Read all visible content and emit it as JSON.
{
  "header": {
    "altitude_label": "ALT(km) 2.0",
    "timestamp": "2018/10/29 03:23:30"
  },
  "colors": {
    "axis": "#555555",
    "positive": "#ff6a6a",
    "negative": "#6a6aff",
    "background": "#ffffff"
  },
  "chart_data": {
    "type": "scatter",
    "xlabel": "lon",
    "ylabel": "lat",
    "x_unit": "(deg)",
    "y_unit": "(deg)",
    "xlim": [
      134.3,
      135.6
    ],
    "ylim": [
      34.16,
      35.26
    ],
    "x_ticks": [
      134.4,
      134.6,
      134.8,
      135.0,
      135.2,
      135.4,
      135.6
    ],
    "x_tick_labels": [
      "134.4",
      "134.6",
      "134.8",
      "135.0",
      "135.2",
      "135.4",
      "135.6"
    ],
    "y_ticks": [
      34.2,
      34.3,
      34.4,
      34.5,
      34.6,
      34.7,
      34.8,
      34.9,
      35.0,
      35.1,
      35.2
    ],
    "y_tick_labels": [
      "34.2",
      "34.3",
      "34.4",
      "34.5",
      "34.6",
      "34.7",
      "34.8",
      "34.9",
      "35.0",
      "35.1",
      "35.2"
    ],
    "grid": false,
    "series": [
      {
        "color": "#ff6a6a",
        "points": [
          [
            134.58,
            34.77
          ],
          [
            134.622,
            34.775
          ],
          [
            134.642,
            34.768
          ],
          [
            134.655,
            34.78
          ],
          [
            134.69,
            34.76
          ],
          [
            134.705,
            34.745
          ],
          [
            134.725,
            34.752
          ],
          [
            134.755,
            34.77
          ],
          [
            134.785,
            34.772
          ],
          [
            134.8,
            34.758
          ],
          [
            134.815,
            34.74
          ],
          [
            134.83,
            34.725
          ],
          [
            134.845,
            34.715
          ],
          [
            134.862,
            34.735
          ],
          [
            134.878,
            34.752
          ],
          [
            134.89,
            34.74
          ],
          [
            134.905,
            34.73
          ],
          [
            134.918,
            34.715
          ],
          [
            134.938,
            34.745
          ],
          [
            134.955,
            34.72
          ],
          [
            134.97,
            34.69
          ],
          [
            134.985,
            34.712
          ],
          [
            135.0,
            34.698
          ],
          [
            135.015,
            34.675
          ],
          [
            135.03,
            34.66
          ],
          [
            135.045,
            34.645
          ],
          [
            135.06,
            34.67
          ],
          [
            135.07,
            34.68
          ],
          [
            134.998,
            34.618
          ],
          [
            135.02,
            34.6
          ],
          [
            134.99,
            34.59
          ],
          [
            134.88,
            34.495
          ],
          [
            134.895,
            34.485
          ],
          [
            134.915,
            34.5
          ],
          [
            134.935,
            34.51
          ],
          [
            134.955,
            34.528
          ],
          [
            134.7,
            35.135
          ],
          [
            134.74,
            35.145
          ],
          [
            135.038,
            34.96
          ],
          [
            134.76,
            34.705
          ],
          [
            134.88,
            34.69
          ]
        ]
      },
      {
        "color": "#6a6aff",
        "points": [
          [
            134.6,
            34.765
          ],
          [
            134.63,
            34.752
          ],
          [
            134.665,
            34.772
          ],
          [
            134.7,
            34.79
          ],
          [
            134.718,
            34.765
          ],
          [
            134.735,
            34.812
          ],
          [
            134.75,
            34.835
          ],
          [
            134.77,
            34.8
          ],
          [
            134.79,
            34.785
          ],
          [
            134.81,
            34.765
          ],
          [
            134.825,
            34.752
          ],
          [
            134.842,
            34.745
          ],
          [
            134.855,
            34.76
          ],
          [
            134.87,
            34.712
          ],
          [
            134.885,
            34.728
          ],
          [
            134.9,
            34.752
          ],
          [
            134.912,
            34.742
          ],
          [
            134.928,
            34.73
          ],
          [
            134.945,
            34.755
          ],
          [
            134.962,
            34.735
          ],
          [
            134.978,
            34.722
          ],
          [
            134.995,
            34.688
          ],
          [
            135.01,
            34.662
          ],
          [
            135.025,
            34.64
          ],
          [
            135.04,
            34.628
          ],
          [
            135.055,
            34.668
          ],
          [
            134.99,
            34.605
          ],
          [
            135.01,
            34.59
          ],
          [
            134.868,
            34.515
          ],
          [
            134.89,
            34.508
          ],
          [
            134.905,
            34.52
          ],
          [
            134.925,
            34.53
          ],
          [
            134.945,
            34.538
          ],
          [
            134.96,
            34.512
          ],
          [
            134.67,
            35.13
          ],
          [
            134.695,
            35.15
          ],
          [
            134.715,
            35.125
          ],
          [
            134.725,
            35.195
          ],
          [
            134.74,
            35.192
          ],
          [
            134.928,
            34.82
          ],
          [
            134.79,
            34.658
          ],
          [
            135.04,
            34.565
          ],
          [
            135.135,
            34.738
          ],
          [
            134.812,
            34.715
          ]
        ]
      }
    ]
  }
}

--

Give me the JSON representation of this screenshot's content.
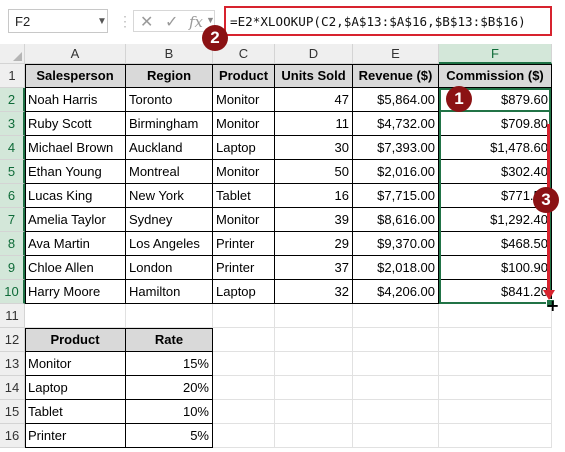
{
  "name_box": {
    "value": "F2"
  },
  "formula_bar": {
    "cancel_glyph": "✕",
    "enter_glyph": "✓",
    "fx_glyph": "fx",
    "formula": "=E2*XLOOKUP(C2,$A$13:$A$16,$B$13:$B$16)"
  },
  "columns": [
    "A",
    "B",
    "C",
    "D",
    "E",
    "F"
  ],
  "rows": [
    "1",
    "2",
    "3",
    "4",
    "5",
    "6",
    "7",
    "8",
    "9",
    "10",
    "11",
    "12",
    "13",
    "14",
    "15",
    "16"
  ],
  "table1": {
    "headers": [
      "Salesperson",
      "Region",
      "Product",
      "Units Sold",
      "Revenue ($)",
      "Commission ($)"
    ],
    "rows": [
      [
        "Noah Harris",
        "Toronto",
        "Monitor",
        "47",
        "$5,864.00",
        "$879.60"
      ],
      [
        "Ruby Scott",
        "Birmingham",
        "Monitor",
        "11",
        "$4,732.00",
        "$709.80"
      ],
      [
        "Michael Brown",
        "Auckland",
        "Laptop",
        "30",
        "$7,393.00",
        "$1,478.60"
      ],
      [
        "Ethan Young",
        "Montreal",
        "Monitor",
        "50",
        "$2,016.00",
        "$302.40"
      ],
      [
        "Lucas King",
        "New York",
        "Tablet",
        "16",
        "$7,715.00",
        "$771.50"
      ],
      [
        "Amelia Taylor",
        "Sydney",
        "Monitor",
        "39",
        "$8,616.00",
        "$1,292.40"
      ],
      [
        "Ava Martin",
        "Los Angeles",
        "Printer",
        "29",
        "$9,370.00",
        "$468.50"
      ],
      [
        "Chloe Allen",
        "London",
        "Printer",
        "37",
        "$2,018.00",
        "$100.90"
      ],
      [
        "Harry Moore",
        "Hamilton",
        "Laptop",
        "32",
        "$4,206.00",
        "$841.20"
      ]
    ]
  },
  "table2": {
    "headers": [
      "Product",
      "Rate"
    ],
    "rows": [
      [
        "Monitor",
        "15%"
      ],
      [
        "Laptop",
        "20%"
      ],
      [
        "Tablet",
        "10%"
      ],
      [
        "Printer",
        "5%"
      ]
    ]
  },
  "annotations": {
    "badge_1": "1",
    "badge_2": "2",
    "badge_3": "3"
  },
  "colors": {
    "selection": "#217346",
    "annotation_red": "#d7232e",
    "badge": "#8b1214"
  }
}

• YOUR INSTRUCTIONS: Report how many lines in this data include the string "content", and nothing else.

• THE SOLUTION: 2